(A block of data)
* START *

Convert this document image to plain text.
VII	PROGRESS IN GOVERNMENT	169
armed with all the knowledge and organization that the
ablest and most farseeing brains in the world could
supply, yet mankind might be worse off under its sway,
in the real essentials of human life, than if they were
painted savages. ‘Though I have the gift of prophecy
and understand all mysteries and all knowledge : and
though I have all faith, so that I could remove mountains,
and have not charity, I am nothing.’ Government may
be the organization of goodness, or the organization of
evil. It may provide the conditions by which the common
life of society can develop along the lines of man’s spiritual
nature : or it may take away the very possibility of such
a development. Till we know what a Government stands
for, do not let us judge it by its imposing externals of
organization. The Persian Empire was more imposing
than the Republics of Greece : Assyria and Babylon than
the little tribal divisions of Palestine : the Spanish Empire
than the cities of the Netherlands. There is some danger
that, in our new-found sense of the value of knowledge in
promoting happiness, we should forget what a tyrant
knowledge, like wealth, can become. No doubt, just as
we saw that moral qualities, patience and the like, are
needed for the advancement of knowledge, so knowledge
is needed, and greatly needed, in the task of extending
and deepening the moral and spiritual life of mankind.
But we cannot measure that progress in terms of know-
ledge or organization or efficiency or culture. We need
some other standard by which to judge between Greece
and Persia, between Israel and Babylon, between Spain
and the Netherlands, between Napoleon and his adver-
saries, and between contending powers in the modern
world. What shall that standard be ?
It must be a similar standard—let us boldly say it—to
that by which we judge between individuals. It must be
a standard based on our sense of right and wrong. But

* END *

> STATED PROBLEM: Please give back all of the records exactly as written.

> ANSWER TO THIS TASK:
Convert this document image to plain text.
VII	PROGRESS IN GOVERNMENT	169
armed with all the knowledge and organization that the
ablest and most farseeing brains in the world could
supply, yet mankind might be worse off under its sway,
in the real essentials of human life, than if they were
painted savages. ‘Though I have the gift of prophecy
and understand all mysteries and all knowledge : and
though I have all faith, so that I could remove mountains,
and have not charity, I am nothing.’ Government may
be the organization of goodness, or the organization of
evil. It may provide the conditions by which the common
life of society can develop along the lines of man’s spiritual
nature : or it may take away the very possibility of such
a development. Till we know what a Government stands
for, do not let us judge it by its imposing externals of
organization. The Persian Empire was more imposing
than the Republics of Greece : Assyria and Babylon than
the little tribal divisions of Palestine : the Spanish Empire
than the cities of the Netherlands. There is some danger
that, in our new-found sense of the value of knowledge in
promoting happiness, we should forget what a tyrant
knowledge, like wealth, can become. No doubt, just as
we saw that moral qualities, patience and the like, are
needed for the advancement of knowledge, so knowledge
is needed, and greatly needed, in the task of extending
and deepening the moral and spiritual life of mankind.
But we cannot measure that progress in terms of know-
ledge or organization or efficiency or culture. We need
some other standard by which to judge between Greece
and Persia, between Israel and Babylon, between Spain
and the Netherlands, between Napoleon and his adver-
saries, and between contending powers in the modern
world. What shall that standard be ?
It must be a similar standard—let us boldly say it—to
that by which we judge between individuals. It must be
a standard based on our sense of right and wrong. But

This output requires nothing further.